TASK OBJECTIVE =
Pick out the lines below that include the string "name".

RECORDED INFORMATION =

*-*-*

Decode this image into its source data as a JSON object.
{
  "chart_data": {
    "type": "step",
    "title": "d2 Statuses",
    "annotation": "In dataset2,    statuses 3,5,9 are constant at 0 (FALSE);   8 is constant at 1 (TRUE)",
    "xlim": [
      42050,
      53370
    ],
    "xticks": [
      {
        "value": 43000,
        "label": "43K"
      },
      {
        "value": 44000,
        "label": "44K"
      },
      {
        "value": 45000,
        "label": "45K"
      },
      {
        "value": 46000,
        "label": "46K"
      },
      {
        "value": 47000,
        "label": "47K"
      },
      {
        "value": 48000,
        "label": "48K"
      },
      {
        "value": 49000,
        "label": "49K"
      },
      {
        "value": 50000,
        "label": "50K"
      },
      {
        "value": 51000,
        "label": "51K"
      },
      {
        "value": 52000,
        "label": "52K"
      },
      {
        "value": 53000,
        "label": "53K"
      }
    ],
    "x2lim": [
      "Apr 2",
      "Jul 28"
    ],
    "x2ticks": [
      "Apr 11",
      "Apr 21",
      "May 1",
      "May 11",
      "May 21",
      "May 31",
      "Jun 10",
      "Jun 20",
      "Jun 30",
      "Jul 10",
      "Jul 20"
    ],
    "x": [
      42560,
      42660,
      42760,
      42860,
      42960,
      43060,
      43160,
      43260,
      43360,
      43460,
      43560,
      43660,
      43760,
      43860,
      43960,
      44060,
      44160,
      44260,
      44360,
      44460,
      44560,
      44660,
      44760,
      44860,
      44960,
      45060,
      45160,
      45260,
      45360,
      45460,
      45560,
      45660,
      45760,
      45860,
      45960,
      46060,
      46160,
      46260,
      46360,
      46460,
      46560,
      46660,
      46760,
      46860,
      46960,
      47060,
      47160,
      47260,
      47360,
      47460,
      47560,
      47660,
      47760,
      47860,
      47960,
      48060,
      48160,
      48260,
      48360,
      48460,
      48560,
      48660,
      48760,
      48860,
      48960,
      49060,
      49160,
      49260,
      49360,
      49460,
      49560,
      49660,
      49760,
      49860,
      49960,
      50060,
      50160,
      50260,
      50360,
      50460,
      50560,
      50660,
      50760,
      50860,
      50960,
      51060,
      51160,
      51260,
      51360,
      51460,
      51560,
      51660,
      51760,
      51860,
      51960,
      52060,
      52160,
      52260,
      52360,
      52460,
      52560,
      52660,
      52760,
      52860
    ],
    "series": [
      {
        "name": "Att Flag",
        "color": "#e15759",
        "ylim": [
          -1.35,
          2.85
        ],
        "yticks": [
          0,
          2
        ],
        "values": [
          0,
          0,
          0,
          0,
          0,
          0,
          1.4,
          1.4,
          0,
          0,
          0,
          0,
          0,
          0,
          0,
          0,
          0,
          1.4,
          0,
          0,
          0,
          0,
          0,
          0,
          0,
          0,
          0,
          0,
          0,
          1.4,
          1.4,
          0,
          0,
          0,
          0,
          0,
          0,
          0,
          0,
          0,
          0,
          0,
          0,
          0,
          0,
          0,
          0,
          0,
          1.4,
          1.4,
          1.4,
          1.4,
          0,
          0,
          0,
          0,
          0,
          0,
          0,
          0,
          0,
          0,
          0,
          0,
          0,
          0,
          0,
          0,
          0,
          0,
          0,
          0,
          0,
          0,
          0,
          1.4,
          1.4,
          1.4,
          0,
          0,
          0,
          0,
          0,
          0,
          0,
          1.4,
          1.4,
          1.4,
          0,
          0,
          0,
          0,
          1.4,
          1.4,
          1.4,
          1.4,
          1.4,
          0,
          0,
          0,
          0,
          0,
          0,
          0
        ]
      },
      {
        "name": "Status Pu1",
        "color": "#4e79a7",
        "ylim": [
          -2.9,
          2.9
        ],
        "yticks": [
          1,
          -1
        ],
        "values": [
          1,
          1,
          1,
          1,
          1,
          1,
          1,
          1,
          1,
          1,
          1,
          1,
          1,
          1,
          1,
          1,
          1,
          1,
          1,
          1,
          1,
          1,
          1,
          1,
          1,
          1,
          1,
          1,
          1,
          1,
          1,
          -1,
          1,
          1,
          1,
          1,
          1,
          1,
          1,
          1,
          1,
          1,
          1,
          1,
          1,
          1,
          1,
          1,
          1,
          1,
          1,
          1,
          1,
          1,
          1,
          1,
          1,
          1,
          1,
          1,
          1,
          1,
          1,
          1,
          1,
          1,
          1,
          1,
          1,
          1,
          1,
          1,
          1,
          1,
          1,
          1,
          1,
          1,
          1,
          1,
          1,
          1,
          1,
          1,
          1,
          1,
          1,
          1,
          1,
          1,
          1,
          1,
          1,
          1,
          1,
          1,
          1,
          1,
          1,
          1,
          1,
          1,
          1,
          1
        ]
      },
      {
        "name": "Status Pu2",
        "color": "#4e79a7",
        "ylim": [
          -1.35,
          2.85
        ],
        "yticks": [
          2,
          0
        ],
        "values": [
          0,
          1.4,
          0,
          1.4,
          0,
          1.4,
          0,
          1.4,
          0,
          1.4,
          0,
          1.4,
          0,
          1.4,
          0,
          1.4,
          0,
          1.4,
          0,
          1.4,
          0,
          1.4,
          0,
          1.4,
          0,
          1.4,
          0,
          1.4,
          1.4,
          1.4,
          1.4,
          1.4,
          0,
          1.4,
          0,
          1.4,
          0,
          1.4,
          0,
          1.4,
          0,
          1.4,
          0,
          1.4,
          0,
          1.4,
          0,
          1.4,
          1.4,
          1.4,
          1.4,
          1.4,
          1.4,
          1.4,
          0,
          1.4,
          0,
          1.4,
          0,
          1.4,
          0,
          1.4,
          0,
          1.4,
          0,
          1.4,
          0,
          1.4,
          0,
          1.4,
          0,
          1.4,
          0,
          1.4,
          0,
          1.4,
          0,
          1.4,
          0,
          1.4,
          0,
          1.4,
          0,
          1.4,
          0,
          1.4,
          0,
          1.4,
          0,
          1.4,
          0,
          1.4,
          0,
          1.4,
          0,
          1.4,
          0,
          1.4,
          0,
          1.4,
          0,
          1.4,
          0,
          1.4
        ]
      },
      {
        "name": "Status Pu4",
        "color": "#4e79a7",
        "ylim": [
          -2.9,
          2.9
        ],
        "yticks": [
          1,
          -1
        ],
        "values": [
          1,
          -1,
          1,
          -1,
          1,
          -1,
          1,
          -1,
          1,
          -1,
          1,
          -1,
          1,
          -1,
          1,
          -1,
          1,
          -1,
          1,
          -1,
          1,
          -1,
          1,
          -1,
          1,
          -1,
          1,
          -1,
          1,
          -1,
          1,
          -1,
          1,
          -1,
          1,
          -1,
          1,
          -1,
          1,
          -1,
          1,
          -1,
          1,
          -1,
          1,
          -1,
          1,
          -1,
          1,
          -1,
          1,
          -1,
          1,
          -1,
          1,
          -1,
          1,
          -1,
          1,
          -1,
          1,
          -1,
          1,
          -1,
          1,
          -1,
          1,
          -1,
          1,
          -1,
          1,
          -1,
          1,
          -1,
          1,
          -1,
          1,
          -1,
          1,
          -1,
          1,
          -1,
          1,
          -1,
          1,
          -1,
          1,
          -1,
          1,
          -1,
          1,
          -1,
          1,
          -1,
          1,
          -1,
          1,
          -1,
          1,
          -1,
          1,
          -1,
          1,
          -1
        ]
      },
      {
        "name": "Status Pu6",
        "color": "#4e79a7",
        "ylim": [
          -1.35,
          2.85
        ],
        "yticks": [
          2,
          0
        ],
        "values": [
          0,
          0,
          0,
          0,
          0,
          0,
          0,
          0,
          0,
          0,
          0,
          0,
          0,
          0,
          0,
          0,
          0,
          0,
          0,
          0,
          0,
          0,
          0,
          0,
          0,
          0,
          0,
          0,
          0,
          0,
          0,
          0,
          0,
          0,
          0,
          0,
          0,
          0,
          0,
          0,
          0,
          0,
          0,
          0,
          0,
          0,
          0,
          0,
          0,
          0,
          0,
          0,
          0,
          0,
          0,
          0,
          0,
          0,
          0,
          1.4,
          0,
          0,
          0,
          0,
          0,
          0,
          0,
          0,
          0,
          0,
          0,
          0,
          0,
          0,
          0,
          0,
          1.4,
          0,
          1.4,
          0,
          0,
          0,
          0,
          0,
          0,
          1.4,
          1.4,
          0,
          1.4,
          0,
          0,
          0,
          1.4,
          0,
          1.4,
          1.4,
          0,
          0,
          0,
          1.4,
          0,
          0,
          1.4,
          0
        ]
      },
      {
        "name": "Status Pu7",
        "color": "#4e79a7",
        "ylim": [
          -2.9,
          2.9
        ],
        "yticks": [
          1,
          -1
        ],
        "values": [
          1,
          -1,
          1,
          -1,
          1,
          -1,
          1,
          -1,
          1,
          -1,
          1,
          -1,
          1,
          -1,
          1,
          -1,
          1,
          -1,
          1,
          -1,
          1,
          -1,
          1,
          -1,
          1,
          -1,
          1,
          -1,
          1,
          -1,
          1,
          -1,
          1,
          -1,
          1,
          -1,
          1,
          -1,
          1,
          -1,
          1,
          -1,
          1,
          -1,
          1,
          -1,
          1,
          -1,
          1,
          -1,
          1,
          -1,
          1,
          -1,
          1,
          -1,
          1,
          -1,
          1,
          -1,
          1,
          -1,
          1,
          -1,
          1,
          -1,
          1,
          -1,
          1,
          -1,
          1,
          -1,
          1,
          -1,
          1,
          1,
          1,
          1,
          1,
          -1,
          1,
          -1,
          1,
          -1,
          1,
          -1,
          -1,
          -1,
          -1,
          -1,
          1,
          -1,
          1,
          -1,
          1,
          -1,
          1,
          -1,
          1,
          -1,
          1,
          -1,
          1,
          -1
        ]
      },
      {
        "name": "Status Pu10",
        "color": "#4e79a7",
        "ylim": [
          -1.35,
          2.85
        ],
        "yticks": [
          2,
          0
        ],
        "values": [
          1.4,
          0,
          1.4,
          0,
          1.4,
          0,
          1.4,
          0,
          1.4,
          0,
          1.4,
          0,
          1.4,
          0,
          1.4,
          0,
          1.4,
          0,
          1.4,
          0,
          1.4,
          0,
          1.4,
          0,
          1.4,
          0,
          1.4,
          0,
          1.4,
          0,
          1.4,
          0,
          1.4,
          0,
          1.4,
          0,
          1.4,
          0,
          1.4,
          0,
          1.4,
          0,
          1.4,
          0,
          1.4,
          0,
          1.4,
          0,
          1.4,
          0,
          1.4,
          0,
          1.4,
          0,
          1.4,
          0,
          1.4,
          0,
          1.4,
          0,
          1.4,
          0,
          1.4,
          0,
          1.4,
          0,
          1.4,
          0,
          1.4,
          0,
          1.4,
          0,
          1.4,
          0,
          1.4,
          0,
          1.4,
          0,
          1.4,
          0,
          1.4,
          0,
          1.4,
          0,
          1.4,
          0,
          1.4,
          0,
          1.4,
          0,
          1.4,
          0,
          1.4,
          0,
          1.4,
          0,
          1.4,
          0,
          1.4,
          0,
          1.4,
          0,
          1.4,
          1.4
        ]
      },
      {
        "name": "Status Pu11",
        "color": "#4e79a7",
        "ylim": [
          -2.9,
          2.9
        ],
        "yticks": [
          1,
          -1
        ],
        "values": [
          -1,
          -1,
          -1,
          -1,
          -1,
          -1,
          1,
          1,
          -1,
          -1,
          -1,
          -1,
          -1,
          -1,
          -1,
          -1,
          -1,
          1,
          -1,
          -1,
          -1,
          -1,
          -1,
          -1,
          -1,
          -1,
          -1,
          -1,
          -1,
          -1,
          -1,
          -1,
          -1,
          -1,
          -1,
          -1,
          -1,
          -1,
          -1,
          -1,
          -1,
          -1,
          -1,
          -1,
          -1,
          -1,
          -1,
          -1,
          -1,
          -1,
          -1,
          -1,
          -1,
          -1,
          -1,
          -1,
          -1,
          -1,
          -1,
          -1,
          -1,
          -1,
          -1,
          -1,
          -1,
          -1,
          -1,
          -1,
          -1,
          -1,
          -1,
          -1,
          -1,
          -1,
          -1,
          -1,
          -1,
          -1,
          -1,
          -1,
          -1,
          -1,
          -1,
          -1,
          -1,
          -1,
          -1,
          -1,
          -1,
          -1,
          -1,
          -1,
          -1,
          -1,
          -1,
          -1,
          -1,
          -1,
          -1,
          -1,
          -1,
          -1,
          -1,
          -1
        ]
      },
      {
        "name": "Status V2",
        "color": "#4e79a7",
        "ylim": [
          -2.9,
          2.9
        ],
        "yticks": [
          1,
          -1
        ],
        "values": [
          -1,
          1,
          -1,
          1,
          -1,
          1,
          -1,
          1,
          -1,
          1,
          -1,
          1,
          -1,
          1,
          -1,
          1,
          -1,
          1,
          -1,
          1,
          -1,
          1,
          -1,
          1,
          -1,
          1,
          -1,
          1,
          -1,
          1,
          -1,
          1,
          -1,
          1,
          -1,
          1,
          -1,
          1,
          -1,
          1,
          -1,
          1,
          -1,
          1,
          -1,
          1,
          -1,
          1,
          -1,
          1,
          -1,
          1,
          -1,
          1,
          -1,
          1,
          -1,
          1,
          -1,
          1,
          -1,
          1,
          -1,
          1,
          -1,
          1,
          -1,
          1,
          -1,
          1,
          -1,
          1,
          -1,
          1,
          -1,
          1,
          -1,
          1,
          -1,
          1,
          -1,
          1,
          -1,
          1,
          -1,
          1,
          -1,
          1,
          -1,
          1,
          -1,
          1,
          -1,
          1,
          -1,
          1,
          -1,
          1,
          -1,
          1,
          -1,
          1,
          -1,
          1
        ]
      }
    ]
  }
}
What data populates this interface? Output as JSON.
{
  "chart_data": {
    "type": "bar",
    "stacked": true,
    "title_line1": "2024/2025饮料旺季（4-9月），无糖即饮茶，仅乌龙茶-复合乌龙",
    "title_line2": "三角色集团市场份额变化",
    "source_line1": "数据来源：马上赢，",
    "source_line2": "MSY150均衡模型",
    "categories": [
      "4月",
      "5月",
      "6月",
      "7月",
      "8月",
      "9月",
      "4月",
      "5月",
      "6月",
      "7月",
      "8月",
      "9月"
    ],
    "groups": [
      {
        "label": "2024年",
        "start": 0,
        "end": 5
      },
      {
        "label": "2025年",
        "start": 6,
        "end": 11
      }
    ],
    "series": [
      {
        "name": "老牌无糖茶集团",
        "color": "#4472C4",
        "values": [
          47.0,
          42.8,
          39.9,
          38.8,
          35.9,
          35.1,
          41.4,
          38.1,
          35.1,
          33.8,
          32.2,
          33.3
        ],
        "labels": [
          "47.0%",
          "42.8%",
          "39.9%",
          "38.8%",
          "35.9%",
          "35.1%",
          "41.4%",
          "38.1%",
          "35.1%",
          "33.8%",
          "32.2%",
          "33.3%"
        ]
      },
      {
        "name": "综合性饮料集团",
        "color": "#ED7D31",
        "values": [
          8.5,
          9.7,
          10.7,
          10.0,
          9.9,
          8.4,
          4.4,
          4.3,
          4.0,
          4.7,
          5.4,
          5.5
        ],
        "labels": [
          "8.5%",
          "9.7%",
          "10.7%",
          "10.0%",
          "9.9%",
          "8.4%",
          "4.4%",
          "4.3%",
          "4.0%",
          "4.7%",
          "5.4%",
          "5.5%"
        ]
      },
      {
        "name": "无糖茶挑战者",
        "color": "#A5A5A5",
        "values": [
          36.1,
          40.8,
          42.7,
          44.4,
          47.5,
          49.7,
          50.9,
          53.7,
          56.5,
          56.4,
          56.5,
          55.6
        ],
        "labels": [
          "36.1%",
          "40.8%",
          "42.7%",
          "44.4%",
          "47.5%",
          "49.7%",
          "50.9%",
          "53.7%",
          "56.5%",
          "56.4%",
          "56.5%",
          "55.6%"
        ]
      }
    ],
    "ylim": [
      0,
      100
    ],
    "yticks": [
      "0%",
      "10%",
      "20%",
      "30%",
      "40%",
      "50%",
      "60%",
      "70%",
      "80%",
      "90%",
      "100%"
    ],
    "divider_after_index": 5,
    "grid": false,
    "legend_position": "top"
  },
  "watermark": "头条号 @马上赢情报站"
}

*-*-*

CORRECT OUTPUT =
        "name": "Att Flag",
        "name": "Status Pu1",
        "name": "Status Pu2",
        "name": "Status Pu4",
        "name": "Status Pu6",
        "name": "Status Pu7",
        "name": "Status Pu10",
        "name": "Status Pu11",
        "name": "Status V2",
        "name": "老牌无糖茶集团",
        "name": "综合性饮料集团",
        "name": "无糖茶挑战者",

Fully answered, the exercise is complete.